# Data for the task:
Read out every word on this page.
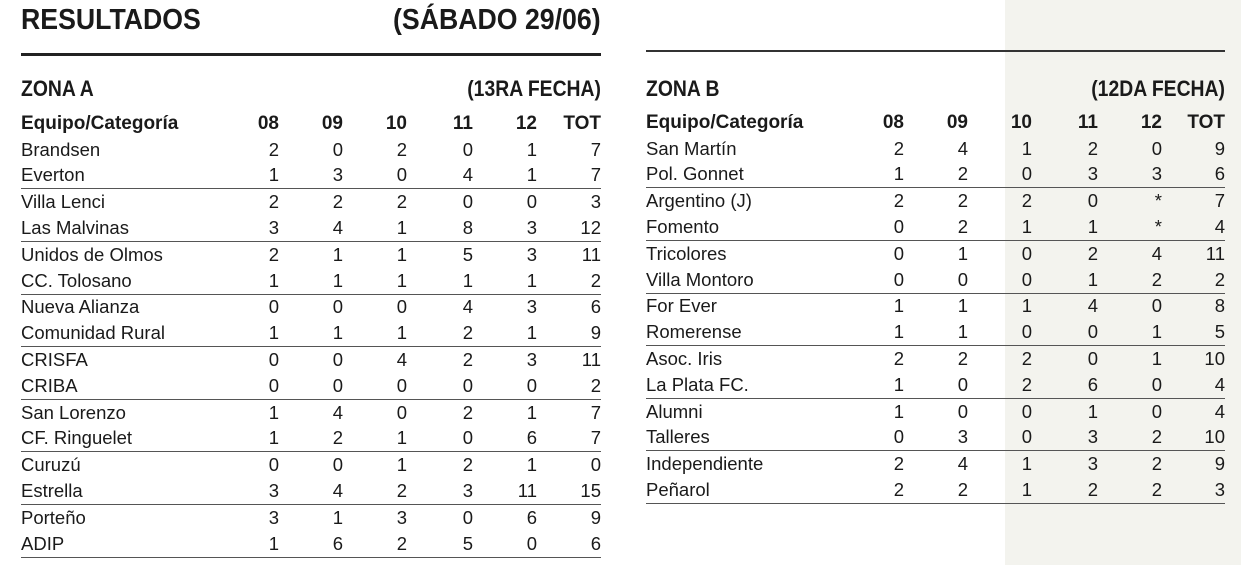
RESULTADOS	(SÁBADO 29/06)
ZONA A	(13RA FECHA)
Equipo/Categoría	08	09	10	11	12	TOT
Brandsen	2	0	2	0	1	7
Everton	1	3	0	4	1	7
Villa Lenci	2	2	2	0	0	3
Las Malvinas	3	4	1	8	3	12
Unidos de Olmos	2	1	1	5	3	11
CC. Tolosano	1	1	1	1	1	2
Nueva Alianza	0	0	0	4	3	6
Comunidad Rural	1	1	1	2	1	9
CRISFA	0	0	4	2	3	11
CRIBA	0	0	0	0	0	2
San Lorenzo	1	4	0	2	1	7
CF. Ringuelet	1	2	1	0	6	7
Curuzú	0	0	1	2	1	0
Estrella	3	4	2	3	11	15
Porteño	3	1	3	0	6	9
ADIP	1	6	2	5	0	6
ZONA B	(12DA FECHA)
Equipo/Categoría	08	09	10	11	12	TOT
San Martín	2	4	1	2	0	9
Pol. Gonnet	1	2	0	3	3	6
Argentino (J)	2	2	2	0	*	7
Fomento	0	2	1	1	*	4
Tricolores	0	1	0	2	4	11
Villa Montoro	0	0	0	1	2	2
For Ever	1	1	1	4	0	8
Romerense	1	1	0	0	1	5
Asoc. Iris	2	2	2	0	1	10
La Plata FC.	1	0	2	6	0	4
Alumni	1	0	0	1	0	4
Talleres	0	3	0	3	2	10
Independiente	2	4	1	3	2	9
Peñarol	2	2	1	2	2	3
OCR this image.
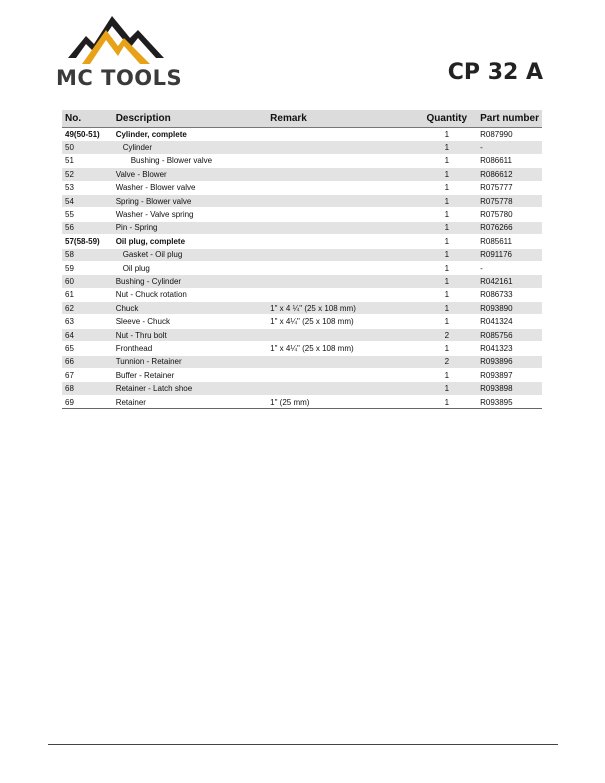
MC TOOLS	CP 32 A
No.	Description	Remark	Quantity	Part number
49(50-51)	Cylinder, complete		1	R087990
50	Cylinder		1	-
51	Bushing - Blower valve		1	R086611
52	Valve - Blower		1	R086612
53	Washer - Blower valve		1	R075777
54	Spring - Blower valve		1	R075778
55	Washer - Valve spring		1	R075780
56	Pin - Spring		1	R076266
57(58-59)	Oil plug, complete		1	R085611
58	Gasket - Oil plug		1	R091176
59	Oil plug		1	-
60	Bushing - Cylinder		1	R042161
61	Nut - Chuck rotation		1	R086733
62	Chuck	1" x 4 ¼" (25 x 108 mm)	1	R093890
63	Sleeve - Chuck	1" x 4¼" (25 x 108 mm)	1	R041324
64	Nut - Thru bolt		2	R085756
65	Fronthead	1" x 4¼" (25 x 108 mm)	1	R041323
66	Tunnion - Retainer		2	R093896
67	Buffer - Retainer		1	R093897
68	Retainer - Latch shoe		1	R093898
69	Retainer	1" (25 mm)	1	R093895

# Task goal:
Print all of the records shown above exactly, leaving out each picture.

# Problem solution:
Read out every word on this page.
RESULTADOS	(SÁBADO 29/06)
ZONA A	(13RA FECHA)
Equipo/Categoría	08	09	10	11	12	TOT
Brandsen	2	0	2	0	1	7
Everton	1	3	0	4	1	7
Villa Lenci	2	2	2	0	0	3
Las Malvinas	3	4	1	8	3	12
Unidos de Olmos	2	1	1	5	3	11
CC. Tolosano	1	1	1	1	1	2
Nueva Alianza	0	0	0	4	3	6
Comunidad Rural	1	1	1	2	1	9
CRISFA	0	0	4	2	3	11
CRIBA	0	0	0	0	0	2
San Lorenzo	1	4	0	2	1	7
CF. Ringuelet	1	2	1	0	6	7
Curuzú	0	0	1	2	1	0
Estrella	3	4	2	3	11	15
Porteño	3	1	3	0	6	9
ADIP	1	6	2	5	0	6
ZONA B	(12DA FECHA)
Equipo/Categoría	08	09	10	11	12	TOT
San Martín	2	4	1	2	0	9
Pol. Gonnet	1	2	0	3	3	6
Argentino (J)	2	2	2	0	*	7
Fomento	0	2	1	1	*	4
Tricolores	0	1	0	2	4	11
Villa Montoro	0	0	0	1	2	2
For Ever	1	1	1	4	0	8
Romerense	1	1	0	0	1	5
Asoc. Iris	2	2	2	0	1	10
La Plata FC.	1	0	2	6	0	4
Alumni	1	0	0	1	0	4
Talleres	0	3	0	3	2	10
Independiente	2	4	1	3	2	9
Peñarol	2	2	1	2	2	3
OCR this image.
MC TOOLS	CP 32 A
No.	Description	Remark	Quantity	Part number
49(50-51)	Cylinder, complete		1	R087990
50	Cylinder		1	-
51	Bushing - Blower valve		1	R086611
52	Valve - Blower		1	R086612
53	Washer - Blower valve		1	R075777
54	Spring - Blower valve		1	R075778
55	Washer - Valve spring		1	R075780
56	Pin - Spring		1	R076266
57(58-59)	Oil plug, complete		1	R085611
58	Gasket - Oil plug		1	R091176
59	Oil plug		1	-
60	Bushing - Cylinder		1	R042161
61	Nut - Chuck rotation		1	R086733
62	Chuck	1" x 4 ¼" (25 x 108 mm)	1	R093890
63	Sleeve - Chuck	1" x 4¼" (25 x 108 mm)	1	R041324
64	Nut - Thru bolt		2	R085756
65	Fronthead	1" x 4¼" (25 x 108 mm)	1	R041323
66	Tunnion - Retainer		2	R093896
67	Buffer - Retainer		1	R093897
68	Retainer - Latch shoe		1	R093898
69	Retainer	1" (25 mm)	1	R093895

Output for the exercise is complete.